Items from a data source

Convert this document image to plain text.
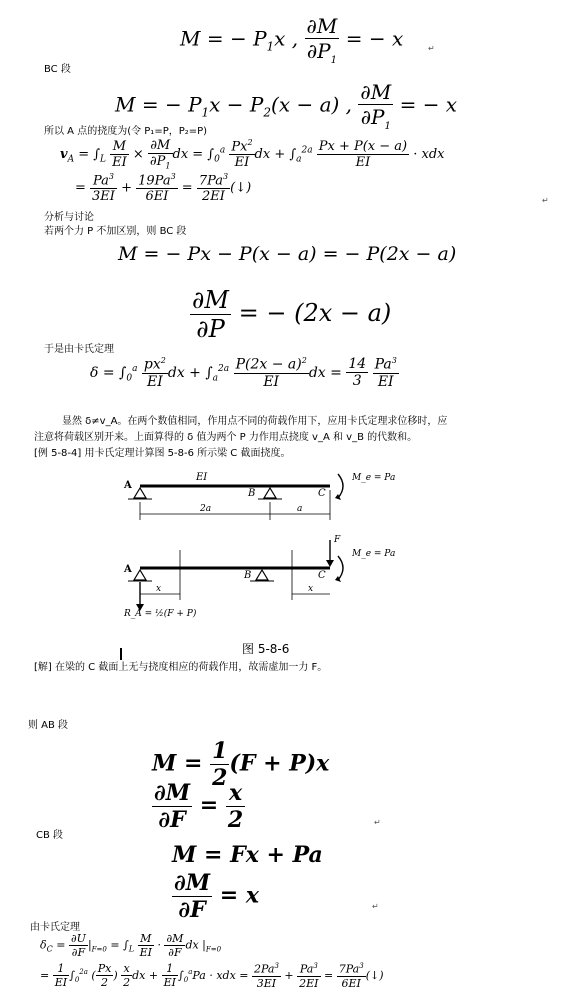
M = − $P_1x$ , $\frac{\partial M}{\partial P_1}$ = − x	↵
BC 段
M = − $P_1x - P_2(x - a)$ , $\frac{\partial M}{\partial P_1}$ = − x
所以 A 点的挠度为(令 P₁=P，P₂=P)
$v_A = \int_L \frac{M}{EI} \times \frac{\partial M}{\partial P_1}$ dx = $\int_0^a \frac{Px^2}{EI}$ dx + $\int_a^{2a} \frac{Px + P(x - a)}{EI}$ · xdx
= $\frac{Pa^3}{3EI} + \frac{19Pa^3}{6EI} = \frac{7Pa^3}{2EI}$ (↓)
↵
分析与讨论
若两个力 P 不加区别，则 BC 段
M = − Px − P(x − a) = − P(2x − a)
$\frac{\partial M}{\partial P}$ = − (2x − a)
于是由卡氏定理
$\delta = \int_0^a \frac{px^2}{EI}$ dx + $\int_a^{2a} \frac{P(2x - a)^2}{EI}$ dx = $\frac{14}{3}$
$\frac{Pa^3}{EI}$
显然 δ≠v_A。在两个数值相同，作用点不同的荷载作用下，应用卡氏定理求位移时，应
注意将荷载区别开来。上面算得的 δ 值为两个 P 力作用点挠度 v_A 和 v_B 的代数和。
[例 5-8-4] 用卡氏定理计算图 5-8-6 所示梁 C 截面挠度。
EI
A
B	C
M_e = Pa
2a	a
A
B	C
F
M_e = Pa
x	x
R_A = ½(F + P)
图 5-8-6
[解] 在梁的 C 截面上无与挠度相应的荷载作用，故需虚加一力 F。
则 AB 段
$M = \frac{1}{2} (F + P)x$
$\frac{\partial M}{\partial F} = \frac{x}{2}$	↵
CB 段
M = Fx + Pa
$\frac{\partial M}{\partial F} = x$	↵
由卡氏定理
$\delta_C = \frac{\partial U}{\partial F} |_{F=0} = \int_L \frac{M}{EI} \cdot \frac{\partial M}{\partial F}$ dx $|_{F=0}$
= $\frac{1}{EI} \int_0^{2a}$ ( $\frac{Px}{2}$ ) $\frac{x}{2}$ dx + $\frac{1}{EI} \int_0^aPa$ · xdx = $\frac{2Pa^3}{3EI} + \frac{Pa^3}{2EI} = \frac{7Pa^3}{6EI}$ (↓)
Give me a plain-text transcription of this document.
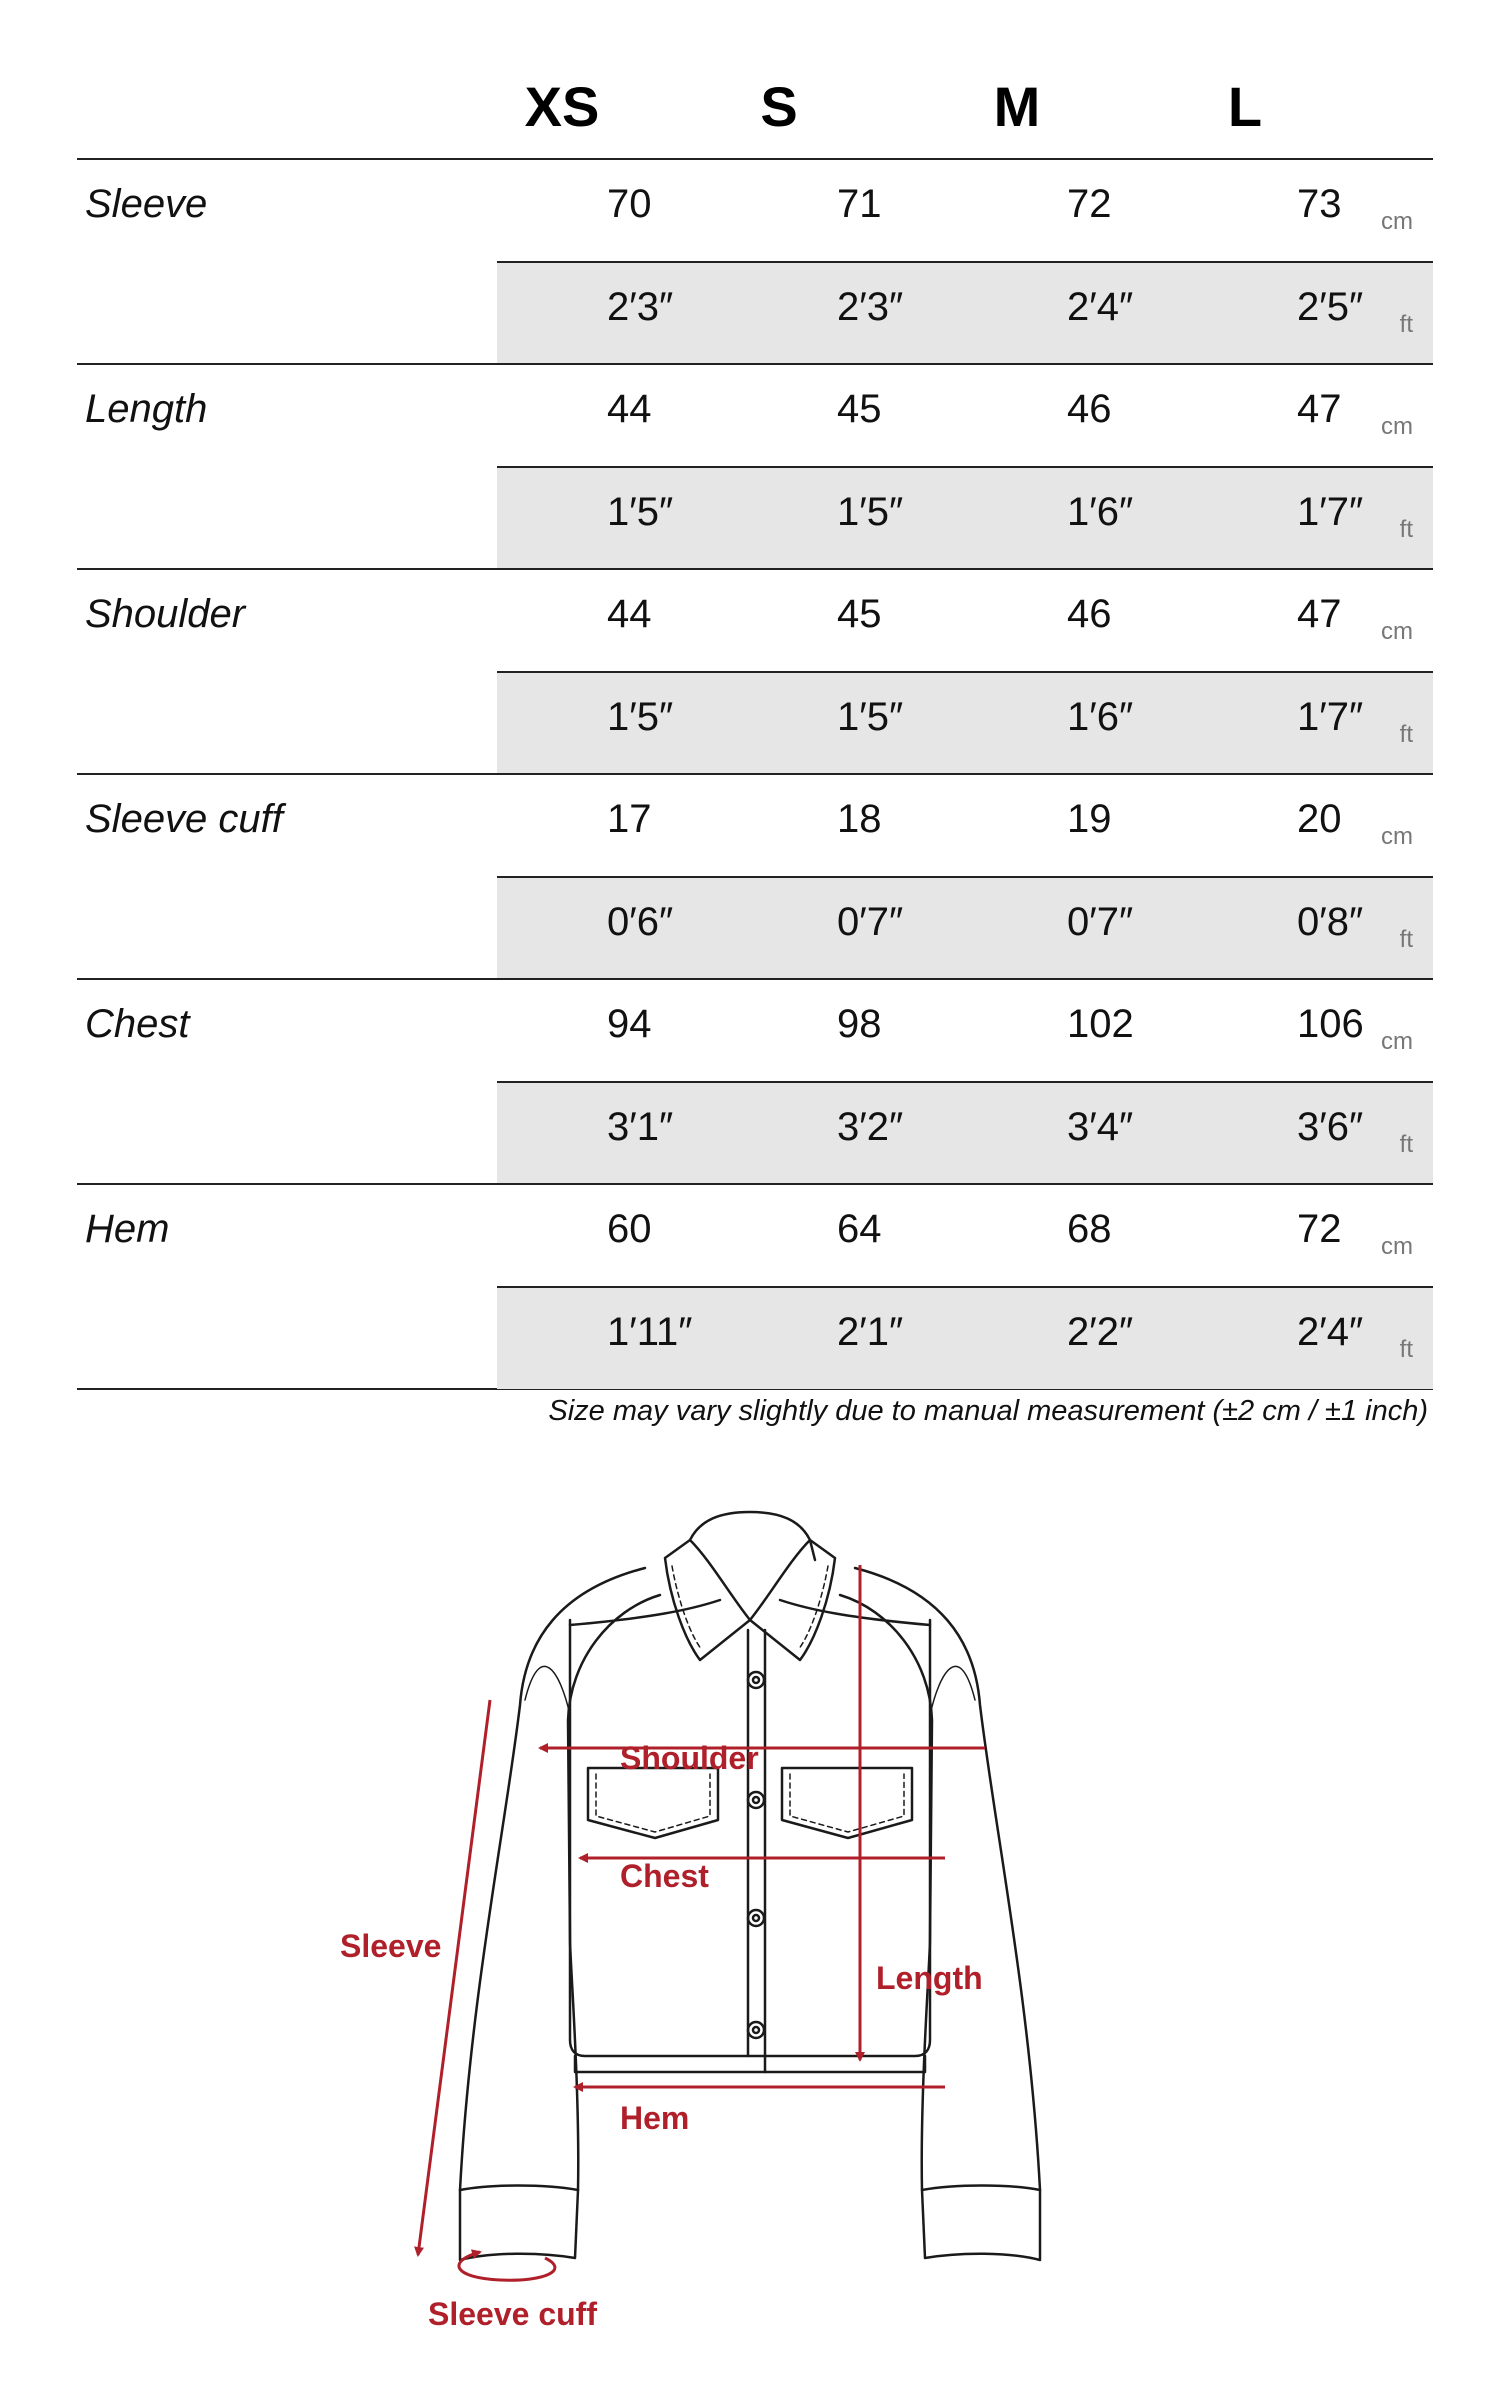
XS	S	M	L
Sleeve	70	71	72	73 cm
2′3″	2′3″	2′4″	2′5″ ft
Length	44	45	46	47 cm
1′5″	1′5″	1′6″	1′7″ ft
Shoulder	44	45	46	47 cm
1′5″	1′5″	1′6″	1′7″ ft
Sleeve cuff	17	18	19	20 cm
0′6″	0′7″	0′7″	0′8″ ft
Chest	94	98	102	106 cm
3′1″	3′2″	3′4″	3′6″ ft
Hem	60	64	68	72 cm
1′11″	2′1″	2′2″	2′4″ ft
Size may vary slightly due to manual measurement (±2 cm / ±1 inch)
Shoulder
Chest
Sleeve
Length
Hem
Sleeve cuff
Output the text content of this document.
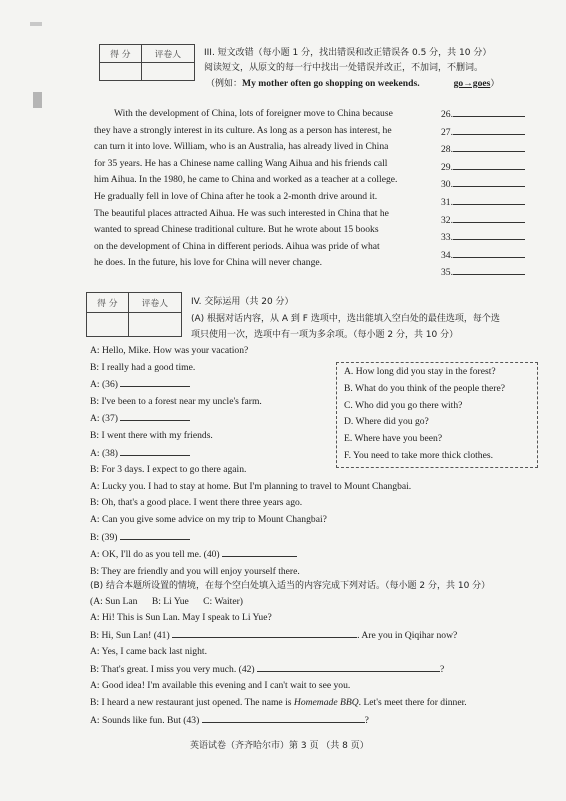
得 分	评卷人
		III. 短文改错（每小题 1 分，找出错误和改正错误各 0.5 分，共 10 分）
阅读短文，从原文的每一行中找出一处错误并改正，不加词，不删词。
（例如：My mother often go shopping on weekends.	go→goes）
With the development of China, lots of foreigner move to China because
they have a strongly interest in its culture. As long as a person has interest, he
can turn it into love. William, who is an Australia, has already lived in China
for 35 years. He has a Chinese name calling Wang Aihua and his friends call
him Aihua. In the 1980, he came to China and worked as a teacher at a college.
He gradually fell in love of China after he took a 2-month drive around it.
The beautiful places attracted Aihua. He was such interested in China that he
wanted to spread Chinese traditional culture. But he wrote about 15 books
on the development of China in different periods. Aihua was pride of what
he does. In the future, his love for China will never change.
26.
27.
28.
29.
30.
31.
32.
33.
34.
35.
得 分	评卷人
		IV. 交际运用（共 20 分）
(A) 根据对话内容，从 A 到 F 选项中，选出能填入空白处的最佳选项，每个选
项只使用一次，选项中有一项为多余项。（每小题 2 分，共 10 分）
A: Hello, Mike. How was your vacation?
B: I really had a good time.
A: (36)
B: I've been to a forest near my uncle's farm.
A: (37)
B: I went there with my friends.
A: (38)
B: For 3 days. I expect to go there again.
A: Lucky you. I had to stay at home. But I'm planning to travel to Mount Changbai.
B: Oh, that's a good place. I went there three years ago.
A: Can you give some advice on my trip to Mount Changbai?
B: (39)
A: OK, I'll do as you tell me. (40)
B: They are friendly and you will enjoy yourself there.
A. How long did you stay in the forest?
B. What do you think of the people there?
C. Who did you go there with?
D. Where did you go?
E. Where have you been?
F. You need to take more thick clothes.
(B) 结合本题所设置的情境，在每个空白处填入适当的内容完成下列对话。（每小题 2 分，共 10 分）
(A: Sun Lan      B: Li Yue      C: Waiter)
A: Hi! This is Sun Lan. May I speak to Li Yue?
B: Hi, Sun Lan! (41)	. Are you in Qiqihar now?
A: Yes, I came back last night.
B: That's great. I miss you very much. (42)	?
A: Good idea! I'm available this evening and I can't wait to see you.
B: I heard a new restaurant just opened. The name is Homemade BBQ. Let's meet there for dinner.
A: Sounds like fun. But (43)	?
英语试卷（齐齐哈尔市）第 3 页 （共 8 页）
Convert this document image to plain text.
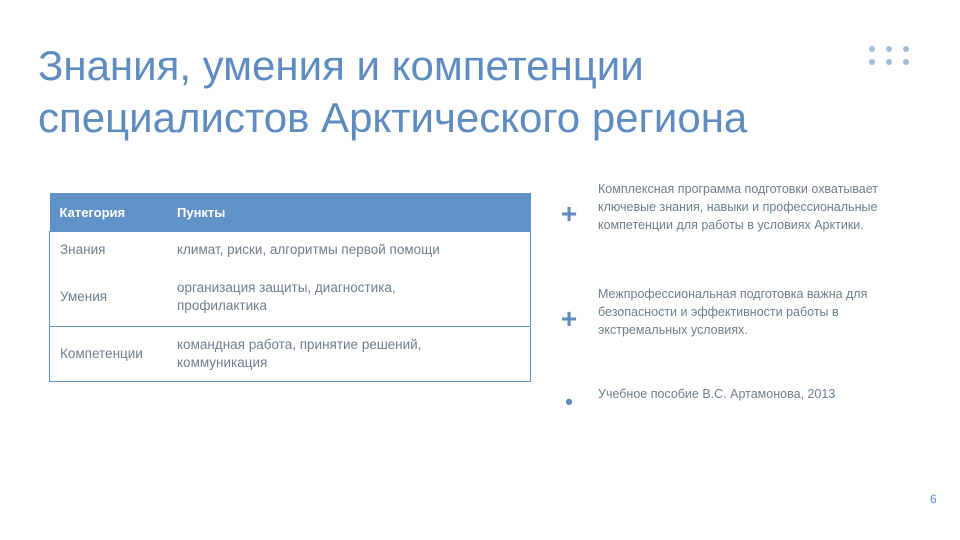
Знания, умения и компетенции
специалистов Арктического региона
Категория	Пункты
Знания	климат, риски, алгоритмы первой помощи
Умения	организация защиты, диагностика,
профилактика
Компетенции	командная работа, принятие решений,
коммуникация
+

Комплексная программа подготовки охватывает
ключевые знания, навыки и профессиональные
компетенции для работы в условиях Арктики.

+

Межпрофессиональная подготовка важна для
безопасности и эффективности работы в
экстремальных условиях.

•	Учебное пособие В.С. Артамонова, 2013

6
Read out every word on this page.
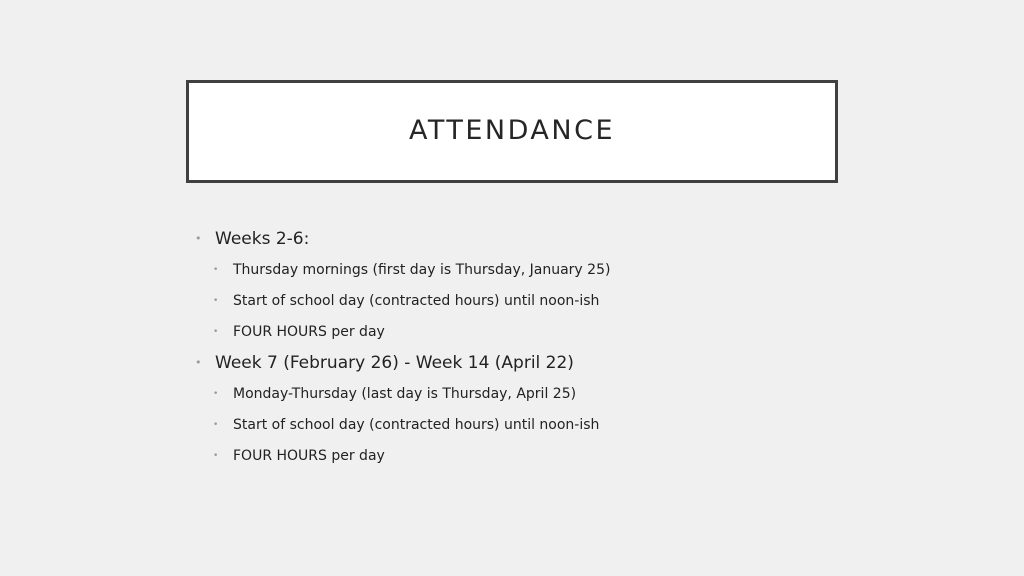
ATTENDANCE
• Weeks 2-6:
• Thursday mornings (first day is Thursday, January 25)
• Start of school day (contracted hours) until noon-ish
• FOUR HOURS per day
• Week 7 (February 26) - Week 14 (April 22)
• Monday-Thursday (last day is Thursday, April 25)
• Start of school day (contracted hours) until noon-ish
• FOUR HOURS per day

▶ [What you should do]
Report each line of the material above where the word "stay" appears.

▶ [Final result]
A: Lucky you. I had to stay at home. But I'm planning to travel to Mount Changbai.
A. How long did you stay in the forest?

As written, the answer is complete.